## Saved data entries
━━━━━━━━━━━━━━━━
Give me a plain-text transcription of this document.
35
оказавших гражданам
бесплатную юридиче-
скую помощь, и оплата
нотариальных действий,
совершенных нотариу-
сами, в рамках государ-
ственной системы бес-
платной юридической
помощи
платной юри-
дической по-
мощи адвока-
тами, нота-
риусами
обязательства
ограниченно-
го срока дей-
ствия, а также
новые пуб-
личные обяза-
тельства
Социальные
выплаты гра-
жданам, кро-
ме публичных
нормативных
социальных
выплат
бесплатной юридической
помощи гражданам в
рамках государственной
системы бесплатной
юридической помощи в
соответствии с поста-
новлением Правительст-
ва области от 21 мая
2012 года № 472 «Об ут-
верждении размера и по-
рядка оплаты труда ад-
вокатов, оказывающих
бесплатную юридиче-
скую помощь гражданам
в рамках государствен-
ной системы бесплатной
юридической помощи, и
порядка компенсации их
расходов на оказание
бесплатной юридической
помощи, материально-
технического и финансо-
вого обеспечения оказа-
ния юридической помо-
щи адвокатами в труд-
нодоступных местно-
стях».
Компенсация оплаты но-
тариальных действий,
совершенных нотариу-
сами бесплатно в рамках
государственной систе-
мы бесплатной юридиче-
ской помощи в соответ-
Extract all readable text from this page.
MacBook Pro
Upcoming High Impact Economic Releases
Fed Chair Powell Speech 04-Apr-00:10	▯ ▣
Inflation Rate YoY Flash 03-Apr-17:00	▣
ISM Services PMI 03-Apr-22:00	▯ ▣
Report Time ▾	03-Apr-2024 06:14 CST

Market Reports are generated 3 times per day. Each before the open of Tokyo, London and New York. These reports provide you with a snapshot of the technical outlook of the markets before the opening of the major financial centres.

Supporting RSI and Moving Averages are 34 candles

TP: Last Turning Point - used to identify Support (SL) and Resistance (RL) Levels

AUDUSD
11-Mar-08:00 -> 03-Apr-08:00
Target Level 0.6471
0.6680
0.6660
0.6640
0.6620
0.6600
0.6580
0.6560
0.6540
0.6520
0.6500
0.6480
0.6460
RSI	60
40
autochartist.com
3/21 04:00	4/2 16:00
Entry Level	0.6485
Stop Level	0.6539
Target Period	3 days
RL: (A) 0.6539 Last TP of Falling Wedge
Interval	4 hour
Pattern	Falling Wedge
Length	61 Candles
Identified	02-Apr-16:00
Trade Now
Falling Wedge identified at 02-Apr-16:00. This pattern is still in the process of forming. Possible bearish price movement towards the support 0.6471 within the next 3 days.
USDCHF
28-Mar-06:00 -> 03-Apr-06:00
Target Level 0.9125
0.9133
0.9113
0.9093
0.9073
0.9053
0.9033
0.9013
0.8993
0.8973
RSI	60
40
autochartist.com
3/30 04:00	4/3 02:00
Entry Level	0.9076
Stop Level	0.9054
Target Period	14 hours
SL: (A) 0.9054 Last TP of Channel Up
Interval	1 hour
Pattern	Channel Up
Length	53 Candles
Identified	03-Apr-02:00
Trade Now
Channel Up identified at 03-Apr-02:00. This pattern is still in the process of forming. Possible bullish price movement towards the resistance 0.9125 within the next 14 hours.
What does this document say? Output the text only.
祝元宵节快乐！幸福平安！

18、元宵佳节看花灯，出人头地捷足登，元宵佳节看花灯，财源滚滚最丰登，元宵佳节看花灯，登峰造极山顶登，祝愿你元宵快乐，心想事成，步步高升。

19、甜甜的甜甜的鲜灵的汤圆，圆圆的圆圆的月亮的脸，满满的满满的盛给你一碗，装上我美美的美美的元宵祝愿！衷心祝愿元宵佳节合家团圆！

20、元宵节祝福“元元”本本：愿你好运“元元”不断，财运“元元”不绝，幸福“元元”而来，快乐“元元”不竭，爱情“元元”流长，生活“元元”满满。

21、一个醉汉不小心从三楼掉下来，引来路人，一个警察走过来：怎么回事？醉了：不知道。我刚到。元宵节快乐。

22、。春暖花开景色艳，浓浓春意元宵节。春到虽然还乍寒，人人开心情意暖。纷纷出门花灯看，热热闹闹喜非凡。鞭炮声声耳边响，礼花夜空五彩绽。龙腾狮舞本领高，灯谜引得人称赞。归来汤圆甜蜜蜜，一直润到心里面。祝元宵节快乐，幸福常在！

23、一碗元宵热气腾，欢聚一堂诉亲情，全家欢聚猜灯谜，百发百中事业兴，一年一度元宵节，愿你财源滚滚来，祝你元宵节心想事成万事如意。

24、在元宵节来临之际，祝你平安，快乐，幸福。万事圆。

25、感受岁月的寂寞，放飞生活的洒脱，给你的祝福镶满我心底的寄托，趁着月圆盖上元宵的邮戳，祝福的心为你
━━━━━━━━━━━━━━━━
List every line in the records above that contains the word "祝元宵节快乐".

## PROBLEM SOLUTION
祝元宵节快乐！幸福平安！
22、。春暖花开景色艳，浓浓春意元宵节。春到虽然还乍寒，人人开心情意暖。纷纷出门花灯看，热热闹闹喜非凡。鞭炮声声耳边响，礼花夜空五彩绽。龙腾狮舞本领高，灯谜引得人称赞。归来汤圆甜蜜蜜，一直润到心里面。祝元宵节快乐，幸福常在！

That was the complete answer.